### To do
Each line containing the word "JSON" must be reported.
'''
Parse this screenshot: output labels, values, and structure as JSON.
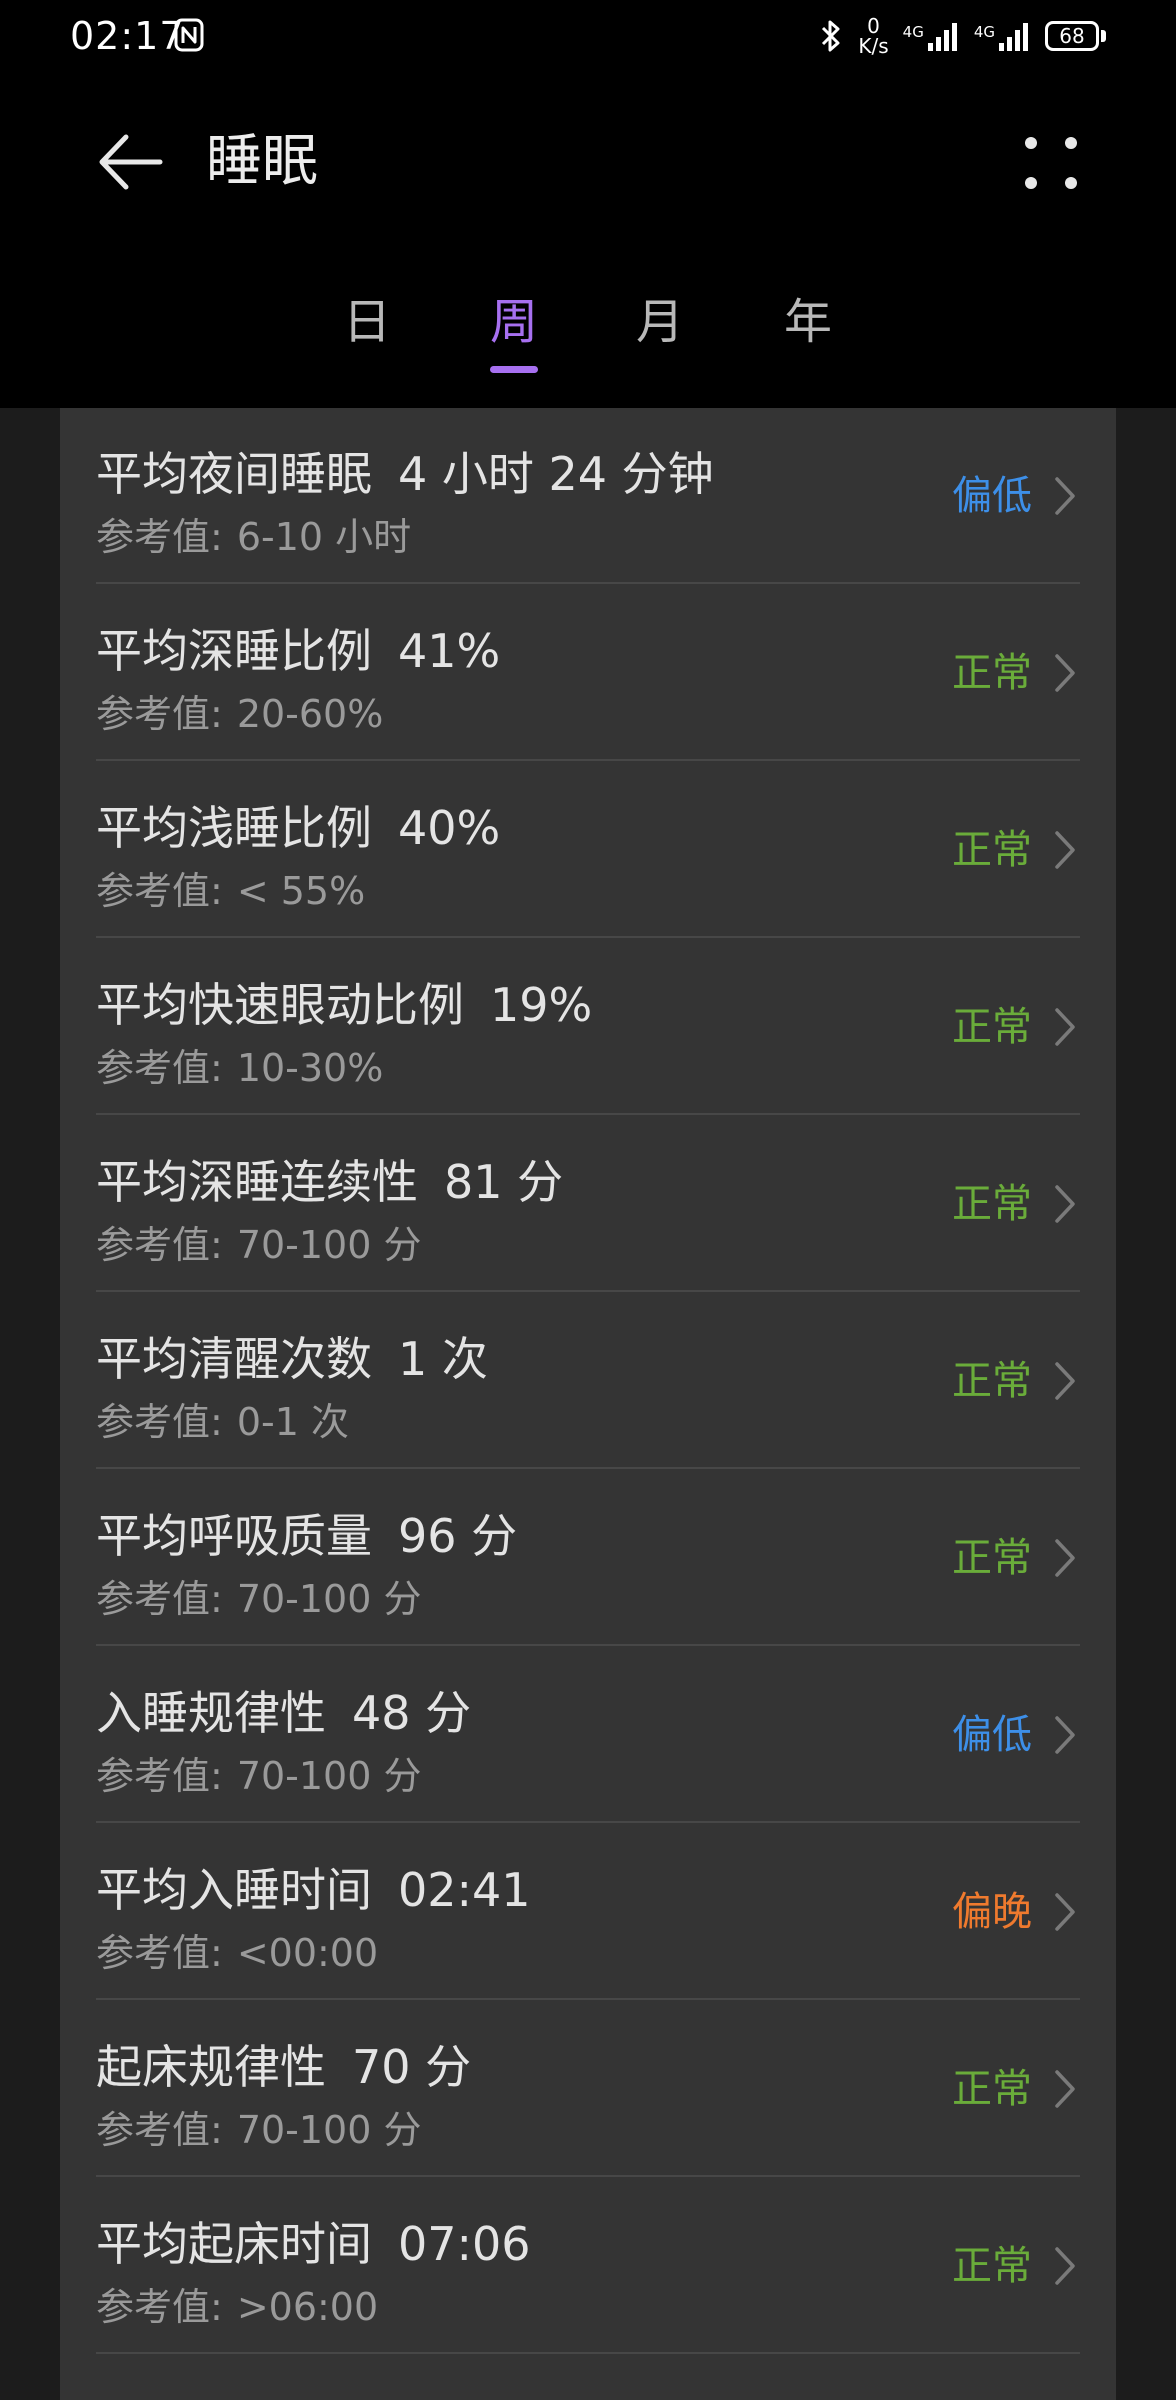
{
  "status_bar": {
    "time": "02:17",
    "net_speed_value": "0",
    "net_speed_unit": "K/s",
    "signal_1_label": "4G",
    "signal_2_label": "4G",
    "battery": "68"
  },
  "header": {
    "title": "睡眠"
  },
  "tabs": [
    {
      "label": "日"
    },
    {
      "label": "周"
    },
    {
      "label": "月"
    },
    {
      "label": "年"
    }
  ],
  "active_tab": "周",
  "colors": {
    "accent": "#a770f0",
    "status_low": "#3d8fe8",
    "status_normal": "#6aac3a",
    "status_late": "#ef7a2e"
  },
  "metrics": [
    {
      "name": "平均夜间睡眠",
      "value": "4 小时 24 分钟",
      "ref_label": "参考值:",
      "ref_value": "6-10 小时",
      "status": "偏低",
      "status_color": "#3d8fe8"
    },
    {
      "name": "平均深睡比例",
      "value": "41%",
      "ref_label": "参考值:",
      "ref_value": "20-60%",
      "status": "正常",
      "status_color": "#6aac3a"
    },
    {
      "name": "平均浅睡比例",
      "value": "40%",
      "ref_label": "参考值:",
      "ref_value": "< 55%",
      "status": "正常",
      "status_color": "#6aac3a"
    },
    {
      "name": "平均快速眼动比例",
      "value": "19%",
      "ref_label": "参考值:",
      "ref_value": "10-30%",
      "status": "正常",
      "status_color": "#6aac3a"
    },
    {
      "name": "平均深睡连续性",
      "value": "81 分",
      "ref_label": "参考值:",
      "ref_value": "70-100 分",
      "status": "正常",
      "status_color": "#6aac3a"
    },
    {
      "name": "平均清醒次数",
      "value": "1 次",
      "ref_label": "参考值:",
      "ref_value": "0-1 次",
      "status": "正常",
      "status_color": "#6aac3a"
    },
    {
      "name": "平均呼吸质量",
      "value": "96 分",
      "ref_label": "参考值:",
      "ref_value": "70-100 分",
      "status": "正常",
      "status_color": "#6aac3a"
    },
    {
      "name": "入睡规律性",
      "value": "48 分",
      "ref_label": "参考值:",
      "ref_value": "70-100 分",
      "status": "偏低",
      "status_color": "#3d8fe8"
    },
    {
      "name": "平均入睡时间",
      "value": "02:41",
      "ref_label": "参考值:",
      "ref_value": "<00:00",
      "status": "偏晚",
      "status_color": "#ef7a2e"
    },
    {
      "name": "起床规律性",
      "value": "70 分",
      "ref_label": "参考值:",
      "ref_value": "70-100 分",
      "status": "正常",
      "status_color": "#6aac3a"
    },
    {
      "name": "平均起床时间",
      "value": "07:06",
      "ref_label": "参考值:",
      "ref_value": ">06:00",
      "status": "正常",
      "status_color": "#6aac3a"
    }
  ]
}
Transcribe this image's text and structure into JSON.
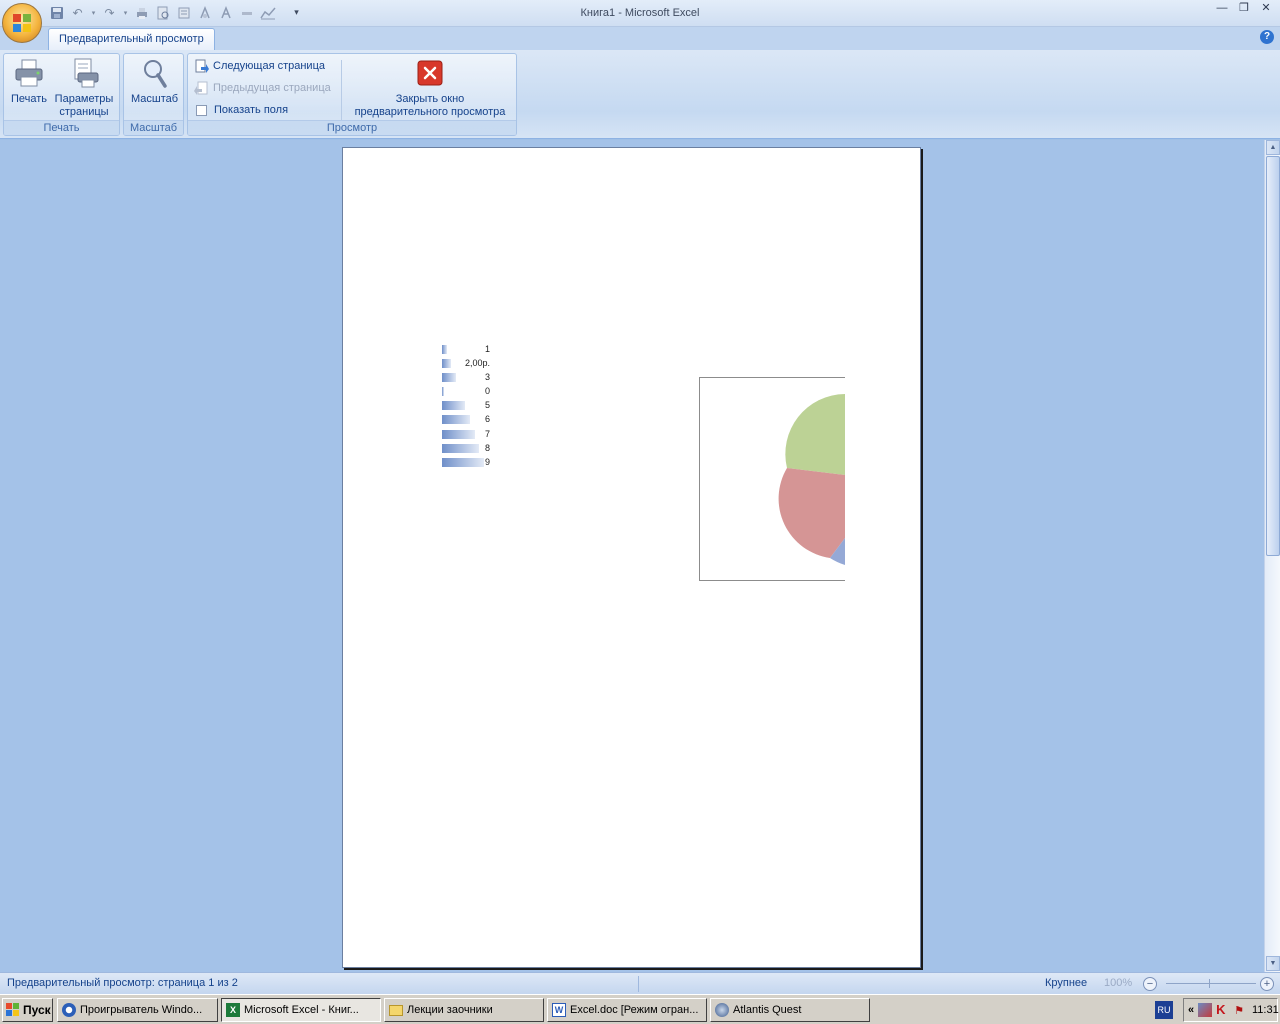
{
  "window": {
    "title": "Книга1  - Microsoft Excel",
    "controls": [
      "minimize-icon",
      "restore-icon",
      "close-icon"
    ]
  },
  "qat": {
    "icons": [
      "save-icon",
      "undo-icon",
      "redo-icon",
      "print-icon",
      "print-preview-icon",
      "spelling-icon",
      "sort-icon",
      "draw-icon",
      "chart-icon",
      "customize-icon"
    ]
  },
  "ribbon": {
    "tab_label": "Предварительный просмотр",
    "groups": {
      "print": {
        "label": "Печать",
        "print_label": "Печать",
        "page_setup_line1": "Параметры",
        "page_setup_line2": "страницы"
      },
      "zoom": {
        "label": "Масштаб",
        "zoom_label": "Масштаб"
      },
      "preview": {
        "label": "Просмотр",
        "next_page": "Следующая страница",
        "prev_page": "Предыдущая страница",
        "show_margins": "Показать поля",
        "close_line1": "Закрыть окно",
        "close_line2": "предварительного просмотра"
      }
    }
  },
  "databars": {
    "labels": [
      "1",
      "2,00р.",
      "3",
      "0",
      "5",
      "6",
      "7",
      "8",
      "9"
    ],
    "values": [
      1,
      2,
      3,
      0,
      5,
      6,
      7,
      8,
      9
    ],
    "max": 9,
    "bar_color": "#6f8fc9"
  },
  "pie": {
    "slice_colors": [
      "#bcd295",
      "#d59595",
      "#95a9d6"
    ]
  },
  "status": {
    "text": "Предварительный просмотр: страница 1 из 2",
    "zoom_label": "Крупнее",
    "zoom_pct": "100%"
  },
  "taskbar": {
    "start": "Пуск",
    "items": [
      "Проигрыватель Windo...",
      "Microsoft Excel - Книг...",
      "Лекции заочники",
      "Excel.doc [Режим огран...",
      "Atlantis Quest"
    ],
    "lang": "RU",
    "tray_arrow": "«",
    "clock": "11:31"
  }
}
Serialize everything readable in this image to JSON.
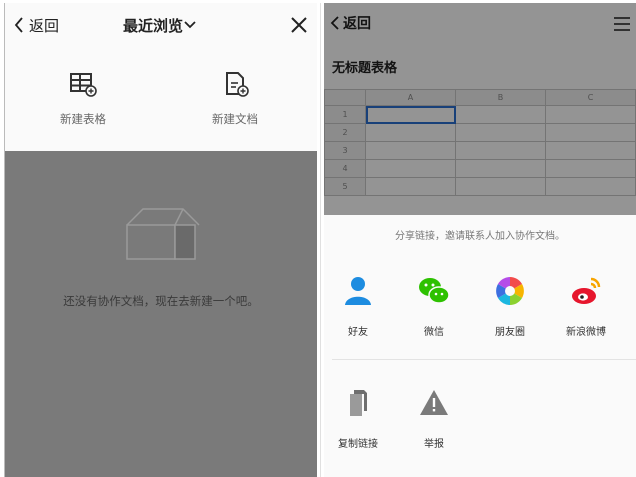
{
  "left": {
    "back_label": "返回",
    "title": "最近浏览",
    "actions": [
      {
        "label": "新建表格",
        "icon": "table-icon"
      },
      {
        "label": "新建文档",
        "icon": "document-icon"
      }
    ],
    "empty_text": "还没有协作文档，现在去新建一个吧。"
  },
  "right": {
    "back_label": "返回",
    "doc_title": "无标题表格",
    "sheet": {
      "columns": [
        "A",
        "B",
        "C"
      ],
      "rows": [
        "1",
        "2",
        "3",
        "4",
        "5"
      ]
    },
    "share_hint": "分享链接，邀请联系人加入协作文档。",
    "share_items": [
      {
        "label": "好友",
        "icon": "contact-icon"
      },
      {
        "label": "微信",
        "icon": "wechat-icon"
      },
      {
        "label": "朋友圈",
        "icon": "moments-icon"
      },
      {
        "label": "新浪微博",
        "icon": "weibo-icon"
      }
    ],
    "more_items": [
      {
        "label": "复制链接",
        "icon": "copy-link-icon"
      },
      {
        "label": "举报",
        "icon": "report-icon"
      }
    ]
  },
  "colors": {
    "dim_overlay": "#7a7a7a",
    "selection_blue": "#2a6fd1",
    "wechat_green": "#2dc100",
    "weibo_red": "#e6162d",
    "contact_blue": "#1d8ce0"
  }
}
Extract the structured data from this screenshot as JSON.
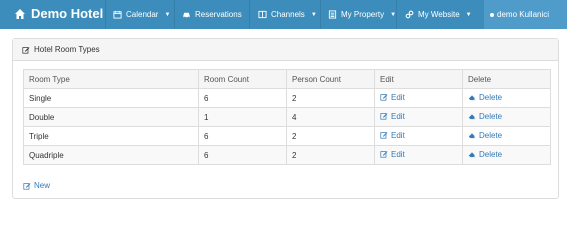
{
  "navbar": {
    "brand": "Demo Hotel",
    "items": [
      {
        "label": "Calendar",
        "icon": "calendar-icon",
        "dropdown": true
      },
      {
        "label": "Reservations",
        "icon": "car-icon",
        "dropdown": false
      },
      {
        "label": "Channels",
        "icon": "window-icon",
        "dropdown": true
      },
      {
        "label": "My Property",
        "icon": "list-icon",
        "dropdown": true
      },
      {
        "label": "My Website",
        "icon": "link-icon",
        "dropdown": true
      }
    ],
    "user": "demo Kullanici"
  },
  "panel": {
    "title": "Hotel Room Types"
  },
  "table": {
    "headers": [
      "Room Type",
      "Room Count",
      "Person Count",
      "Edit",
      "Delete"
    ],
    "rows": [
      {
        "type": "Single",
        "room_count": "6",
        "person_count": "2",
        "edit": "Edit",
        "delete": "Delete"
      },
      {
        "type": "Double",
        "room_count": "1",
        "person_count": "4",
        "edit": "Edit",
        "delete": "Delete"
      },
      {
        "type": "Triple",
        "room_count": "6",
        "person_count": "2",
        "edit": "Edit",
        "delete": "Delete"
      },
      {
        "type": "Quadriple",
        "room_count": "6",
        "person_count": "2",
        "edit": "Edit",
        "delete": "Delete"
      }
    ]
  },
  "footer": {
    "new_label": "New"
  },
  "colors": {
    "navbar": "#3c8dbc",
    "link": "#337ab7"
  }
}
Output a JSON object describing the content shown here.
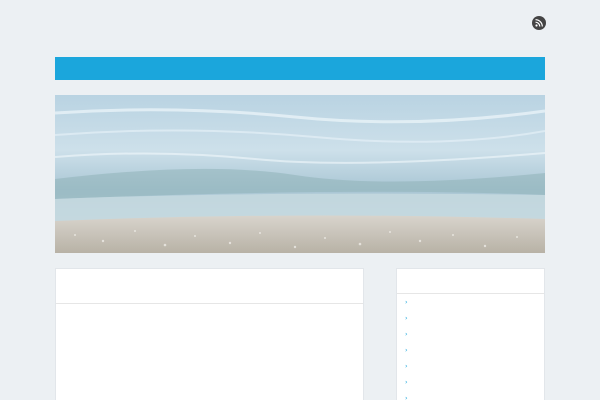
{
  "header": {
    "site_title": "",
    "site_description": "",
    "rss_icon": "rss-icon"
  },
  "nav": {
    "items": [
      {
        "label": ""
      }
    ]
  },
  "hero": {
    "image": "beach-shoreline-photo"
  },
  "post": {
    "title": "",
    "paragraphs": [
      [
        "",
        "",
        ""
      ],
      [
        "",
        "",
        "",
        ""
      ]
    ]
  },
  "sidebar": {
    "title": "",
    "links": [
      {
        "label": ""
      },
      {
        "label": ""
      },
      {
        "label": ""
      },
      {
        "label": ""
      },
      {
        "label": ""
      },
      {
        "label": ""
      },
      {
        "label": ""
      }
    ]
  },
  "colors": {
    "accent": "#1ba6dc",
    "background": "#ecf0f3",
    "rss": "#444444"
  }
}
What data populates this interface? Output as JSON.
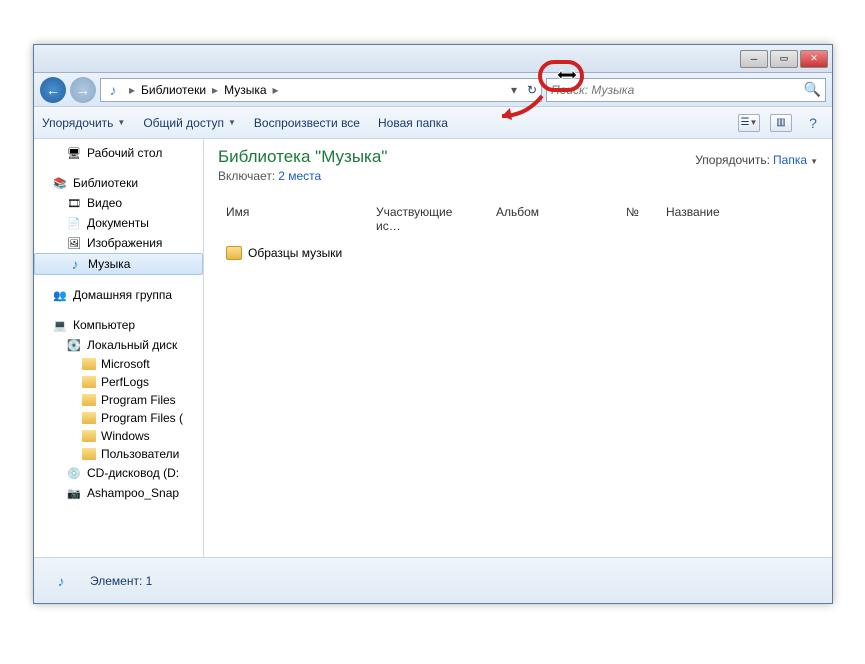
{
  "breadcrumb": {
    "root": "Библиотеки",
    "current": "Музыка"
  },
  "search": {
    "placeholder": "Поиск: Музыка"
  },
  "toolbar": {
    "organize": "Упорядочить",
    "share": "Общий доступ",
    "play_all": "Воспроизвести все",
    "new_folder": "Новая папка"
  },
  "sidebar": {
    "desktop": "Рабочий стол",
    "libraries": "Библиотеки",
    "video": "Видео",
    "documents": "Документы",
    "images": "Изображения",
    "music": "Музыка",
    "homegroup": "Домашняя группа",
    "computer": "Компьютер",
    "localdisk": "Локальный диск",
    "f_microsoft": "Microsoft",
    "f_perflogs": "PerfLogs",
    "f_programfiles": "Program Files",
    "f_programfiles2": "Program Files (",
    "f_windows": "Windows",
    "f_users": "Пользователи",
    "cddrive": "CD-дисковод (D:",
    "ashampoo": "Ashampoo_Snap"
  },
  "content": {
    "title": "Библиотека \"Музыка\"",
    "includes_label": "Включает:",
    "includes_link": "2 места",
    "sort_label": "Упорядочить:",
    "sort_value": "Папка",
    "columns": {
      "name": "Имя",
      "artists": "Участвующие ис…",
      "album": "Альбом",
      "num": "№",
      "title_col": "Название"
    },
    "items": [
      {
        "name": "Образцы музыки"
      }
    ]
  },
  "status": {
    "text": "Элемент: 1"
  }
}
'''
### Output of the task
Parse this screenshot: output labels, values, and structure as JSON.
Transcribe this image's text and structure into JSON.
Serialize everything readable in this image to JSON.
Extract the structured data from this screenshot as JSON.
Output a JSON object describing the content shown here.
What data populates this interface? Output as JSON.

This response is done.